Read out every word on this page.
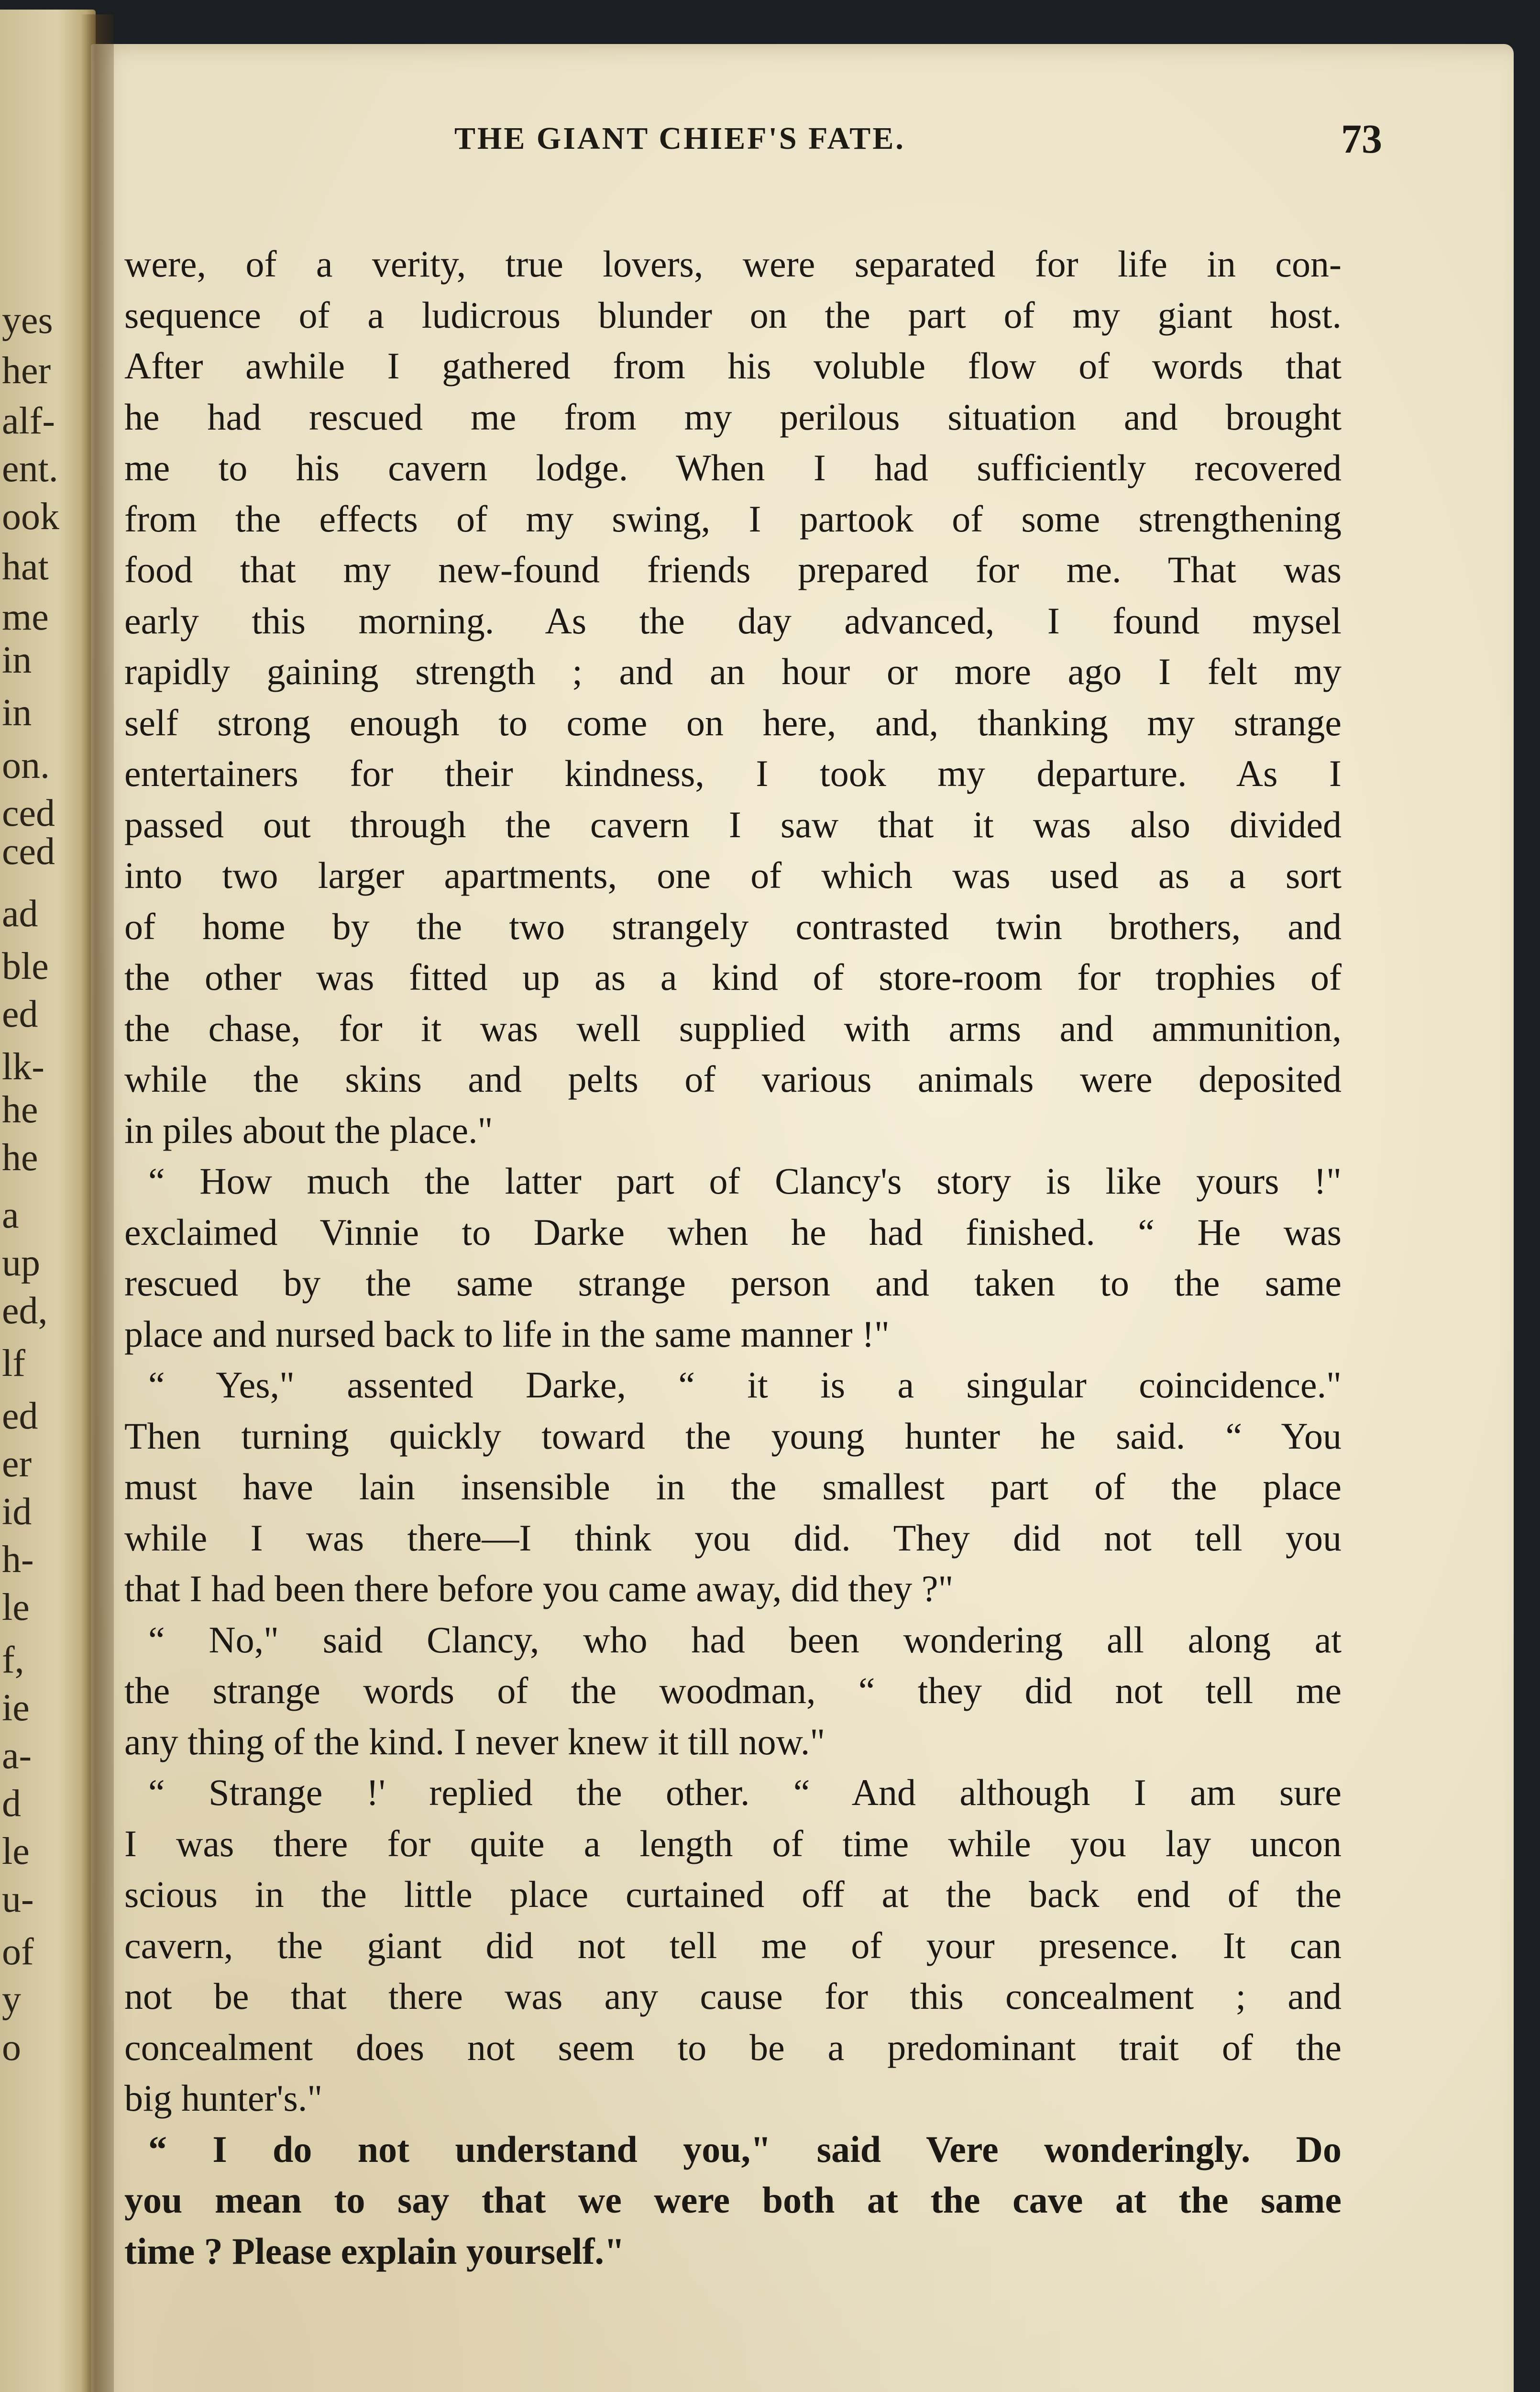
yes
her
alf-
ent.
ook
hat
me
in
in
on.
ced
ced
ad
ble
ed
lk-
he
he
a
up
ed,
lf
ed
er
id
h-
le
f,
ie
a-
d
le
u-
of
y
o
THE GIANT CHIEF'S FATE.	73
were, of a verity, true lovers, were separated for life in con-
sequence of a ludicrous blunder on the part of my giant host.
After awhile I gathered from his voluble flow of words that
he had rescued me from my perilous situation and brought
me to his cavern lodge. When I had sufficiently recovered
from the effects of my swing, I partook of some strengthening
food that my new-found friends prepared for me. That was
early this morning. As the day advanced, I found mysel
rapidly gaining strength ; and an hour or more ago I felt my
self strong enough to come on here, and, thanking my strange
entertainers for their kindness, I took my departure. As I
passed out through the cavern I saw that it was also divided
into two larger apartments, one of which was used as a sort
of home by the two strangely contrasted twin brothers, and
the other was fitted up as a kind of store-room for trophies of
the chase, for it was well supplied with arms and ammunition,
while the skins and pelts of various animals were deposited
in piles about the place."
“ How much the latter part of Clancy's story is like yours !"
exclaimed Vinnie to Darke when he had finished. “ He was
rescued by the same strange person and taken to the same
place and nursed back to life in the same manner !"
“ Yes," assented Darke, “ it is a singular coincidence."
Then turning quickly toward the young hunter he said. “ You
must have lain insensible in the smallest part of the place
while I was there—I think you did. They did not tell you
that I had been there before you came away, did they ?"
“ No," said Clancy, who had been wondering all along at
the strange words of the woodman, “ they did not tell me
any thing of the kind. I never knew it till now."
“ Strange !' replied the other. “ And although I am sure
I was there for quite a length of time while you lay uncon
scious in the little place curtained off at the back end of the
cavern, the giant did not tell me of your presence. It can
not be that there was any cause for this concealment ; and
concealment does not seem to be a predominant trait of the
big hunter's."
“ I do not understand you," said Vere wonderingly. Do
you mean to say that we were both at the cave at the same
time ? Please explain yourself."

▸ Requirements: Collect, from the material above, every line containing the word "concealment".

▸ Answer to this task:
not be that there was any cause for this concealment ; and
concealment does not seem to be a predominant trait of the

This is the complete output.